- [Figure collection entries]:
********************

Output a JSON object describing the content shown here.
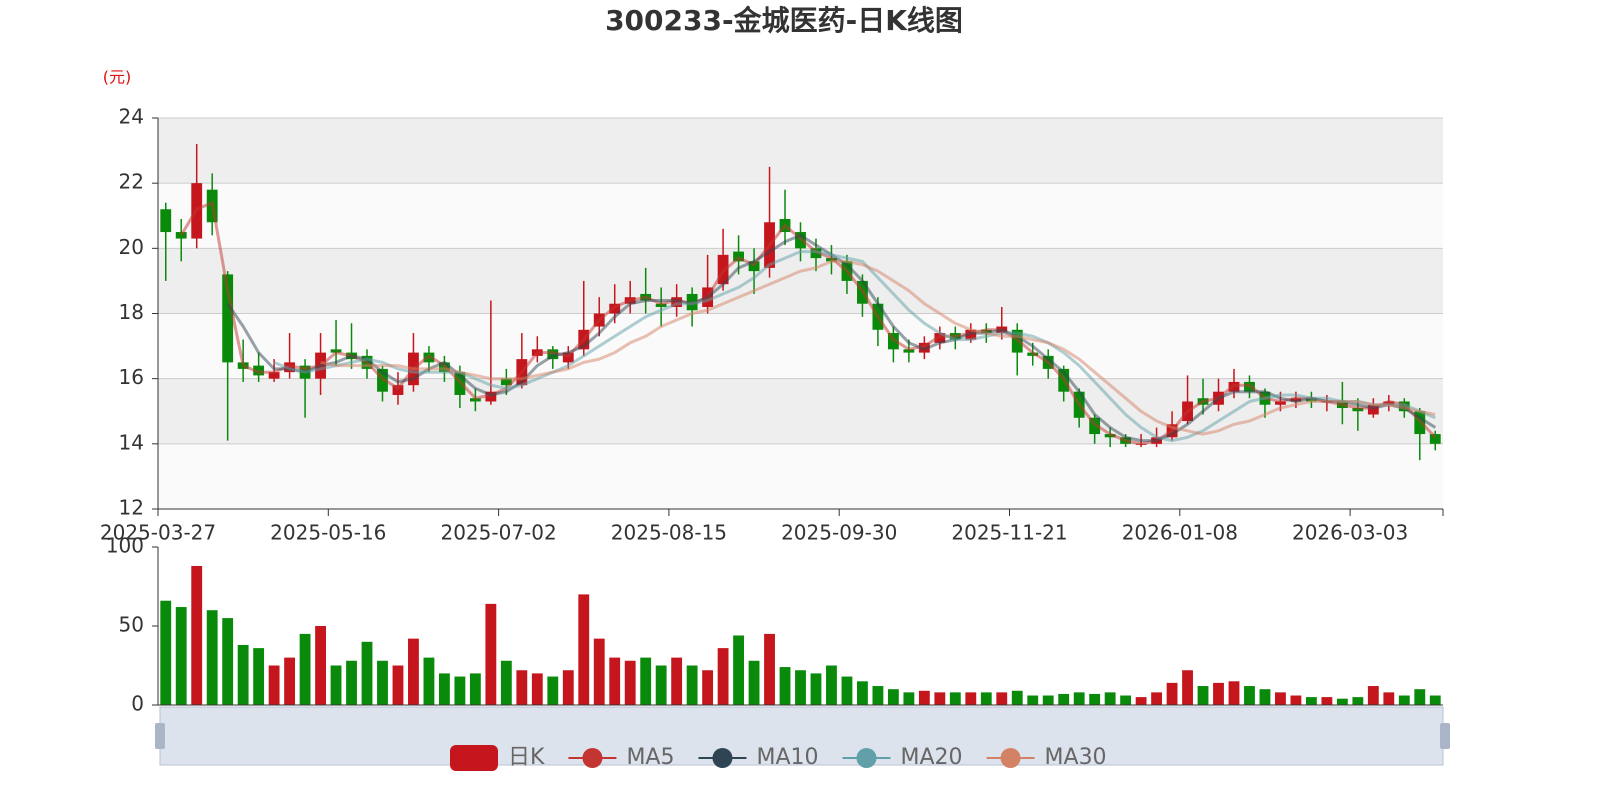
{
  "chart_data": [
    {
      "type": "candlestick",
      "title": "300233-金城医药-日K线图",
      "y_unit": "(元)",
      "categories": [
        "2025-03-27",
        null,
        null,
        null,
        null,
        null,
        null,
        null,
        null,
        null,
        null,
        "2025-05-16",
        null,
        null,
        null,
        null,
        null,
        null,
        null,
        null,
        null,
        null,
        "2025-07-02",
        null,
        null,
        null,
        null,
        null,
        null,
        null,
        null,
        null,
        null,
        "2025-08-15",
        null,
        null,
        null,
        null,
        null,
        null,
        null,
        null,
        null,
        null,
        "2025-09-30",
        null,
        null,
        null,
        null,
        null,
        null,
        null,
        null,
        null,
        null,
        "2025-11-21",
        null,
        null,
        null,
        null,
        null,
        null,
        null,
        null,
        null,
        null,
        "2026-01-08",
        null,
        null,
        null,
        null,
        null,
        null,
        null,
        null,
        null,
        null,
        "2026-03-03",
        null,
        null,
        null,
        null,
        null
      ],
      "ylim": [
        12,
        24
      ],
      "yticks": [
        12,
        14,
        16,
        18,
        20,
        22,
        24
      ],
      "grid": true,
      "split_area": true,
      "series": [
        {
          "name": "日K",
          "color": "#c4161c",
          "down_color": "#0a8a0a",
          "values": [
            [
              21.2,
              20.5,
              19.0,
              21.4
            ],
            [
              20.5,
              20.3,
              19.6,
              20.9
            ],
            [
              20.3,
              22.0,
              20.0,
              23.2
            ],
            [
              21.8,
              20.8,
              20.4,
              22.3
            ],
            [
              19.2,
              16.5,
              14.1,
              19.3
            ],
            [
              16.5,
              16.3,
              15.9,
              17.2
            ],
            [
              16.4,
              16.1,
              15.9,
              16.8
            ],
            [
              16.0,
              16.2,
              15.9,
              16.6
            ],
            [
              16.2,
              16.5,
              16.0,
              17.4
            ],
            [
              16.4,
              16.0,
              14.8,
              16.6
            ],
            [
              16.0,
              16.8,
              15.5,
              17.4
            ],
            [
              16.9,
              16.8,
              16.4,
              17.8
            ],
            [
              16.8,
              16.6,
              16.3,
              17.7
            ],
            [
              16.7,
              16.3,
              16.0,
              16.9
            ],
            [
              16.3,
              15.6,
              15.3,
              16.4
            ],
            [
              15.5,
              15.8,
              15.2,
              16.2
            ],
            [
              15.8,
              16.8,
              15.6,
              17.4
            ],
            [
              16.8,
              16.5,
              16.2,
              17.0
            ],
            [
              16.5,
              16.2,
              15.9,
              16.7
            ],
            [
              16.2,
              15.5,
              15.1,
              16.4
            ],
            [
              15.4,
              15.3,
              15.0,
              15.7
            ],
            [
              15.3,
              15.6,
              15.2,
              18.4
            ],
            [
              16.0,
              15.8,
              15.5,
              16.3
            ],
            [
              15.8,
              16.6,
              15.7,
              17.4
            ],
            [
              16.7,
              16.9,
              16.5,
              17.3
            ],
            [
              16.9,
              16.6,
              16.3,
              17.0
            ],
            [
              16.5,
              16.8,
              16.3,
              17.0
            ],
            [
              16.9,
              17.5,
              16.7,
              19.0
            ],
            [
              17.6,
              18.0,
              17.3,
              18.5
            ],
            [
              18.0,
              18.3,
              17.7,
              18.9
            ],
            [
              18.3,
              18.5,
              18.0,
              19.0
            ],
            [
              18.6,
              18.4,
              18.0,
              19.4
            ],
            [
              18.3,
              18.2,
              17.6,
              18.8
            ],
            [
              18.2,
              18.5,
              17.9,
              18.9
            ],
            [
              18.6,
              18.1,
              17.6,
              18.8
            ],
            [
              18.2,
              18.8,
              18.0,
              19.8
            ],
            [
              18.9,
              19.8,
              18.7,
              20.6
            ],
            [
              19.9,
              19.6,
              19.2,
              20.4
            ],
            [
              19.6,
              19.3,
              18.6,
              20.0
            ],
            [
              19.4,
              20.8,
              19.1,
              22.5
            ],
            [
              20.9,
              20.5,
              20.1,
              21.8
            ],
            [
              20.5,
              20.0,
              19.6,
              20.8
            ],
            [
              20.0,
              19.7,
              19.3,
              20.3
            ],
            [
              19.7,
              19.6,
              19.2,
              20.1
            ],
            [
              19.6,
              19.0,
              18.6,
              19.8
            ],
            [
              19.0,
              18.3,
              17.9,
              19.2
            ],
            [
              18.3,
              17.5,
              17.0,
              18.5
            ],
            [
              17.4,
              16.9,
              16.5,
              17.6
            ],
            [
              16.9,
              16.8,
              16.5,
              17.2
            ],
            [
              16.8,
              17.1,
              16.6,
              17.3
            ],
            [
              17.1,
              17.4,
              16.9,
              17.6
            ],
            [
              17.4,
              17.2,
              16.9,
              17.6
            ],
            [
              17.2,
              17.5,
              17.1,
              17.7
            ],
            [
              17.5,
              17.4,
              17.1,
              17.7
            ],
            [
              17.4,
              17.6,
              17.2,
              18.2
            ],
            [
              17.5,
              16.8,
              16.1,
              17.7
            ],
            [
              16.8,
              16.7,
              16.4,
              17.1
            ],
            [
              16.7,
              16.3,
              16.0,
              16.9
            ],
            [
              16.3,
              15.6,
              15.3,
              16.4
            ],
            [
              15.6,
              14.8,
              14.5,
              15.7
            ],
            [
              14.8,
              14.3,
              14.0,
              14.9
            ],
            [
              14.3,
              14.2,
              13.9,
              14.5
            ],
            [
              14.2,
              14.0,
              13.9,
              14.3
            ],
            [
              14.0,
              14.0,
              13.9,
              14.3
            ],
            [
              14.0,
              14.2,
              13.9,
              14.5
            ],
            [
              14.2,
              14.6,
              14.1,
              15.0
            ],
            [
              14.7,
              15.3,
              14.6,
              16.1
            ],
            [
              15.4,
              15.2,
              14.9,
              16.0
            ],
            [
              15.2,
              15.6,
              15.0,
              16.0
            ],
            [
              15.6,
              15.9,
              15.4,
              16.3
            ],
            [
              15.9,
              15.6,
              15.4,
              16.1
            ],
            [
              15.6,
              15.2,
              14.8,
              15.7
            ],
            [
              15.2,
              15.3,
              15.0,
              15.6
            ],
            [
              15.3,
              15.4,
              15.1,
              15.6
            ],
            [
              15.4,
              15.3,
              15.1,
              15.6
            ],
            [
              15.3,
              15.3,
              15.0,
              15.5
            ],
            [
              15.3,
              15.1,
              14.6,
              15.9
            ],
            [
              15.1,
              15.0,
              14.4,
              15.4
            ],
            [
              14.9,
              15.2,
              14.8,
              15.4
            ],
            [
              15.2,
              15.3,
              15.0,
              15.5
            ],
            [
              15.3,
              15.0,
              14.8,
              15.4
            ],
            [
              15.0,
              14.3,
              13.5,
              15.1
            ],
            [
              14.3,
              14.0,
              13.8,
              14.4
            ]
          ]
        },
        {
          "name": "MA5",
          "color": "#c23531",
          "values": [
            null,
            20.4,
            21.2,
            21.4,
            18.7,
            16.4,
            16.2,
            16.2,
            16.4,
            16.3,
            16.4,
            16.8,
            16.7,
            16.5,
            16.0,
            15.7,
            16.3,
            16.7,
            16.4,
            15.9,
            15.4,
            15.5,
            15.7,
            16.2,
            16.8,
            16.8,
            16.7,
            17.2,
            17.8,
            18.2,
            18.4,
            18.5,
            18.3,
            18.4,
            18.3,
            18.5,
            19.3,
            19.7,
            19.5,
            20.1,
            20.7,
            20.3,
            19.9,
            19.7,
            19.3,
            18.7,
            17.9,
            17.2,
            16.9,
            17.0,
            17.3,
            17.3,
            17.4,
            17.5,
            17.5,
            17.2,
            16.8,
            16.5,
            16.0,
            15.2,
            14.6,
            14.3,
            14.1,
            14.0,
            14.1,
            14.4,
            15.0,
            15.3,
            15.4,
            15.8,
            15.8,
            15.4,
            15.3,
            15.4,
            15.4,
            15.3,
            15.2,
            15.1,
            15.1,
            15.3,
            15.2,
            14.7,
            14.2
          ]
        },
        {
          "name": "MA10",
          "color": "#2f4554",
          "values": [
            null,
            null,
            null,
            null,
            18.3,
            17.6,
            16.8,
            16.3,
            16.3,
            16.2,
            16.4,
            16.5,
            16.7,
            16.6,
            16.2,
            15.9,
            16.0,
            16.3,
            16.5,
            16.1,
            15.7,
            15.5,
            15.6,
            15.9,
            16.4,
            16.7,
            16.8,
            17.0,
            17.4,
            17.9,
            18.3,
            18.4,
            18.4,
            18.4,
            18.3,
            18.5,
            18.9,
            19.4,
            19.6,
            19.9,
            20.2,
            20.4,
            20.1,
            19.8,
            19.5,
            19.0,
            18.3,
            17.6,
            17.1,
            16.9,
            17.1,
            17.2,
            17.4,
            17.4,
            17.5,
            17.3,
            17.0,
            16.6,
            16.2,
            15.6,
            14.9,
            14.5,
            14.2,
            14.1,
            14.1,
            14.3,
            14.6,
            15.0,
            15.4,
            15.6,
            15.6,
            15.6,
            15.4,
            15.3,
            15.4,
            15.3,
            15.3,
            15.2,
            15.1,
            15.2,
            15.1,
            14.8,
            14.5
          ]
        },
        {
          "name": "MA20",
          "color": "#61a0a8",
          "values": [
            null,
            null,
            null,
            null,
            null,
            null,
            null,
            16.5,
            16.3,
            16.2,
            16.3,
            16.4,
            16.5,
            16.6,
            16.5,
            16.3,
            16.2,
            16.2,
            16.2,
            16.2,
            16.0,
            15.8,
            15.7,
            15.8,
            16.0,
            16.2,
            16.4,
            16.7,
            17.0,
            17.3,
            17.6,
            17.9,
            18.1,
            18.3,
            18.3,
            18.4,
            18.6,
            18.8,
            19.1,
            19.5,
            19.7,
            19.9,
            19.9,
            19.8,
            19.7,
            19.6,
            19.1,
            18.6,
            18.1,
            17.7,
            17.4,
            17.2,
            17.2,
            17.3,
            17.4,
            17.4,
            17.3,
            17.1,
            16.8,
            16.4,
            15.9,
            15.4,
            14.9,
            14.5,
            14.2,
            14.1,
            14.2,
            14.4,
            14.7,
            15.0,
            15.3,
            15.4,
            15.5,
            15.5,
            15.4,
            15.4,
            15.3,
            15.3,
            15.2,
            15.2,
            15.2,
            15.0,
            14.8
          ]
        },
        {
          "name": "MA30",
          "color": "#d48265",
          "values": [
            null,
            null,
            null,
            null,
            null,
            null,
            null,
            null,
            null,
            null,
            16.5,
            16.4,
            16.4,
            16.4,
            16.4,
            16.4,
            16.3,
            16.3,
            16.3,
            16.2,
            16.1,
            16.0,
            16.0,
            16.0,
            16.1,
            16.2,
            16.3,
            16.5,
            16.6,
            16.8,
            17.1,
            17.3,
            17.6,
            17.8,
            18.0,
            18.1,
            18.3,
            18.5,
            18.7,
            18.9,
            19.1,
            19.3,
            19.4,
            19.6,
            19.6,
            19.5,
            19.3,
            19.0,
            18.7,
            18.3,
            18.0,
            17.7,
            17.5,
            17.4,
            17.3,
            17.3,
            17.2,
            17.1,
            16.9,
            16.6,
            16.2,
            15.8,
            15.4,
            15.0,
            14.7,
            14.5,
            14.4,
            14.3,
            14.4,
            14.6,
            14.7,
            14.9,
            15.1,
            15.2,
            15.3,
            15.3,
            15.3,
            15.3,
            15.2,
            15.2,
            15.1,
            15.0,
            14.9
          ]
        }
      ]
    },
    {
      "type": "bar",
      "ylim": [
        0,
        100
      ],
      "yticks": [
        0,
        50,
        100
      ],
      "values": [
        66,
        62,
        88,
        60,
        55,
        38,
        36,
        25,
        30,
        45,
        50,
        25,
        28,
        40,
        28,
        25,
        42,
        30,
        20,
        18,
        20,
        64,
        28,
        22,
        20,
        18,
        22,
        70,
        42,
        30,
        28,
        30,
        25,
        30,
        25,
        22,
        36,
        44,
        28,
        45,
        24,
        22,
        20,
        25,
        18,
        15,
        12,
        10,
        8,
        9,
        8,
        8,
        8,
        8,
        8,
        9,
        6,
        6,
        7,
        8,
        7,
        8,
        6,
        5,
        8,
        14,
        22,
        12,
        14,
        15,
        12,
        10,
        8,
        6,
        5,
        5,
        4,
        5,
        12,
        8,
        6,
        10,
        6
      ]
    }
  ]
}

********************

- [Goal of the exercise]: Collect from the data above every line that includes "name".

- [Finished exercise]:
          "name": "日K",
          "name": "MA5",
          "name": "MA10",
          "name": "MA20",
          "name": "MA30",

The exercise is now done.